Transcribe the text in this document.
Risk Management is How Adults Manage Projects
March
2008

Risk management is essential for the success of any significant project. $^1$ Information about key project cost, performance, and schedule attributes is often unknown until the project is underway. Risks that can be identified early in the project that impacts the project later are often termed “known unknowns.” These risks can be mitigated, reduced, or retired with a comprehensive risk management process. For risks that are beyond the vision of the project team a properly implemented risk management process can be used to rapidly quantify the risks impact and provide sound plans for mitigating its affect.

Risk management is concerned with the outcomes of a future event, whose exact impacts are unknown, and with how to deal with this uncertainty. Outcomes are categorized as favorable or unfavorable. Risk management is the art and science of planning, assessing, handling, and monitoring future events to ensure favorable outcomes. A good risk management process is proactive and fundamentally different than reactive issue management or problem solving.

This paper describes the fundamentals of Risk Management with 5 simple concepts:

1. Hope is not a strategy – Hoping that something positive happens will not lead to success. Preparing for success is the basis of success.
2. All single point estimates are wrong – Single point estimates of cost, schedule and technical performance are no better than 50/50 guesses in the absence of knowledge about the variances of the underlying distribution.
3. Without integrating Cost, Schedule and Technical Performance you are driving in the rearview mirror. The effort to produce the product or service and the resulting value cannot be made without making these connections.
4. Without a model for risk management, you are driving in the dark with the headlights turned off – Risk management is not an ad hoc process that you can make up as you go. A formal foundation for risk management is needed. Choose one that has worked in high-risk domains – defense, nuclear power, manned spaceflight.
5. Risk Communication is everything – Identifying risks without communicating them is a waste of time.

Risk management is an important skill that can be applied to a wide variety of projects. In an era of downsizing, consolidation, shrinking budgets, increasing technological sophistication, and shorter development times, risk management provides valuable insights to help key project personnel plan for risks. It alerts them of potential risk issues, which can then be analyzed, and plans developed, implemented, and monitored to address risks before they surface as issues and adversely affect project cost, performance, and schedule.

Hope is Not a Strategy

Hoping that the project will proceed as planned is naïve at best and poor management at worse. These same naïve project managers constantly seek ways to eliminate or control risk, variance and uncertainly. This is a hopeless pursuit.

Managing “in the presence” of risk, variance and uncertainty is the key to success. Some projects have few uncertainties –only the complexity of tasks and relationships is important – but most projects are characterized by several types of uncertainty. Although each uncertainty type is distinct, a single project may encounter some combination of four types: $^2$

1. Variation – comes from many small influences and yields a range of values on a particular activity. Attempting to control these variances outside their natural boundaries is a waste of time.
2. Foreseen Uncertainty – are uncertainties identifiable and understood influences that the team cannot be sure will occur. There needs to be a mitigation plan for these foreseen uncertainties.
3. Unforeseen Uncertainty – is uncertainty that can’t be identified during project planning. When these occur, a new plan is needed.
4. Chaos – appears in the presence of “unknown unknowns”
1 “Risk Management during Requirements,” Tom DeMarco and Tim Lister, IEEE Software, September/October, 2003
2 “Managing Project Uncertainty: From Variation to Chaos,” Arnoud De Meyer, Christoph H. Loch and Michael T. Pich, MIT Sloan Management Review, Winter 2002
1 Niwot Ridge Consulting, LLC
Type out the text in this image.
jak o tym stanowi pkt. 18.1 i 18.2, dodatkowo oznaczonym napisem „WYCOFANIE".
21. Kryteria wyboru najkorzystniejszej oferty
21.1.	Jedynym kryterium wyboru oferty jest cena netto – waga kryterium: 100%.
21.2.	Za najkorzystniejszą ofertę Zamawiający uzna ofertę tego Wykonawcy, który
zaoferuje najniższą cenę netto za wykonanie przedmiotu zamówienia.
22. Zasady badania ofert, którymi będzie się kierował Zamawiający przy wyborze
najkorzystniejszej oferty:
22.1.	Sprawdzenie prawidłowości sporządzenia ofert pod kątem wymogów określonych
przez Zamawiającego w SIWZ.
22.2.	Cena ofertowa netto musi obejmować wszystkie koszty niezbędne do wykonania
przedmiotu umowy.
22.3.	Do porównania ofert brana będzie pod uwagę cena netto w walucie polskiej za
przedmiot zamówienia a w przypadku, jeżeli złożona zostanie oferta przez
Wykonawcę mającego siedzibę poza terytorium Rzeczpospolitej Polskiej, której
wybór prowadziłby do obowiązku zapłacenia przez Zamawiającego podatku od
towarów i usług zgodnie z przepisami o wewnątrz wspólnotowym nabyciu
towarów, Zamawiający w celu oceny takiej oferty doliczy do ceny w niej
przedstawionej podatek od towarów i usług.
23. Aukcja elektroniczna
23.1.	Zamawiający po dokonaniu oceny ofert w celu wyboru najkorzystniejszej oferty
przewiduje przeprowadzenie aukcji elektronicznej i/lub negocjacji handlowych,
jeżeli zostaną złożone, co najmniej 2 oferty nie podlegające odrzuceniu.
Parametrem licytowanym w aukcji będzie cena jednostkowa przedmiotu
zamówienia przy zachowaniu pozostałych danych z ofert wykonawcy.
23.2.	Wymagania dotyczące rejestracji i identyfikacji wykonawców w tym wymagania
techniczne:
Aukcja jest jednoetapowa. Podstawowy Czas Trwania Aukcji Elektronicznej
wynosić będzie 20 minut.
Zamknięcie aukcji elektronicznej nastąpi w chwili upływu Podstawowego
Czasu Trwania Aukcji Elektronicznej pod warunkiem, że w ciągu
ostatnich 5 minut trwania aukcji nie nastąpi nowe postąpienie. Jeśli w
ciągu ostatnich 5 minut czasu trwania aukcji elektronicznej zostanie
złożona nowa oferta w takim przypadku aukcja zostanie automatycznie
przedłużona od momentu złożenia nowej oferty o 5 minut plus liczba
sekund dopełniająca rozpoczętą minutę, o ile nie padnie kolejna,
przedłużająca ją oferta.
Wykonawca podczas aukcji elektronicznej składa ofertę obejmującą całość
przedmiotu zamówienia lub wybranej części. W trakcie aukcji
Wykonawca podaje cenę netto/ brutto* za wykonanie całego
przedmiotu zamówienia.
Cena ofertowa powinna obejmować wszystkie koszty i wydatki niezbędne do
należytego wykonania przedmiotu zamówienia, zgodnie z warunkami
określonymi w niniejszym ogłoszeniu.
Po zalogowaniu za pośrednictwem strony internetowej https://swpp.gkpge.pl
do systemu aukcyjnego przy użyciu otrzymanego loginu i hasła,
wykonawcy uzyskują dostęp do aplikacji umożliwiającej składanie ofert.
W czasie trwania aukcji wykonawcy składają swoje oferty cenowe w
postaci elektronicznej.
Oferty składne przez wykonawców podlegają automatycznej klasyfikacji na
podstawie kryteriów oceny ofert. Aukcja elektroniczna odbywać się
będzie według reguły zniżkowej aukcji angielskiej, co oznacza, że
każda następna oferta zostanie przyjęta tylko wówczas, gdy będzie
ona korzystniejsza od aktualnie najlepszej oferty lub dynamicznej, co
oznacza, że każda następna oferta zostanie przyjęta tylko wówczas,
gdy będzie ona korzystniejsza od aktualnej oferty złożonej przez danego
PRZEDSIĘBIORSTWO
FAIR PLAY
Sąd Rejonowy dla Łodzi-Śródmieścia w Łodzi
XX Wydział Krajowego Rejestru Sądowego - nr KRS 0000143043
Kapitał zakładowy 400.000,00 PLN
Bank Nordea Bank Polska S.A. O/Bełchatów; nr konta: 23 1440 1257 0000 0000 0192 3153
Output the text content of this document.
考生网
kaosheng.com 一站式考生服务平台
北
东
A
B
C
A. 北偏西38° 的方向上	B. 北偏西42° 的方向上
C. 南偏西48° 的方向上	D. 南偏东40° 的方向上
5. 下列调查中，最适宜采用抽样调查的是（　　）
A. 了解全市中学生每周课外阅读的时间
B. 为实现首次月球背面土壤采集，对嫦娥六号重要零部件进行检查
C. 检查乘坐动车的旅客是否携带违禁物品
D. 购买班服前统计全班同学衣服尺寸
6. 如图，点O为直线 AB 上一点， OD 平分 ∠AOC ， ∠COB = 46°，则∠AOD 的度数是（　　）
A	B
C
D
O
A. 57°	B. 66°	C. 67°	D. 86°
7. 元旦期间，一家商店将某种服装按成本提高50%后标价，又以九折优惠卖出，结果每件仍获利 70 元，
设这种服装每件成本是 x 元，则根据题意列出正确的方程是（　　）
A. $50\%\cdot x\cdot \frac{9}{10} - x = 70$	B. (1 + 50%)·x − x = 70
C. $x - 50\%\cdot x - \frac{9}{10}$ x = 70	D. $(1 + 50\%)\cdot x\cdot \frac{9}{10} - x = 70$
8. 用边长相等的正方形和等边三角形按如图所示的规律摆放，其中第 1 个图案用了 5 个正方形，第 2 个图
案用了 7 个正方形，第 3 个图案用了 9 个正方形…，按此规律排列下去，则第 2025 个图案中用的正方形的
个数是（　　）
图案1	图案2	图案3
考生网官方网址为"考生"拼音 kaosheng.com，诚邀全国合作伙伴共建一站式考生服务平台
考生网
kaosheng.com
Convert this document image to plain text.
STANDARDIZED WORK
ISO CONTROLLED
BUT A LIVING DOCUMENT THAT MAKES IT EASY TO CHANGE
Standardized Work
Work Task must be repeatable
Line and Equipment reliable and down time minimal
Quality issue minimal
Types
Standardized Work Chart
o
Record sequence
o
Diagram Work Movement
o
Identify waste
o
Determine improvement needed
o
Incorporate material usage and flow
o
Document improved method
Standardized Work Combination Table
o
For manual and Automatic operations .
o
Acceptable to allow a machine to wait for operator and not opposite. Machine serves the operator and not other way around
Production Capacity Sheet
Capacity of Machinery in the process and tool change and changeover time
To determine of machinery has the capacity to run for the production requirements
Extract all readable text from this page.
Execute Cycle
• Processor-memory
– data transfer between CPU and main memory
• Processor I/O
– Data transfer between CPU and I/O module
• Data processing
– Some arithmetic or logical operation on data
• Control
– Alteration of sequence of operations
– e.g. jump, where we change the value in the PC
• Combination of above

EXERCISE DETAILS
Reply with the number of lines in the data that include the string "korzystniejsza" and nothing else.

THE RESPONSE
2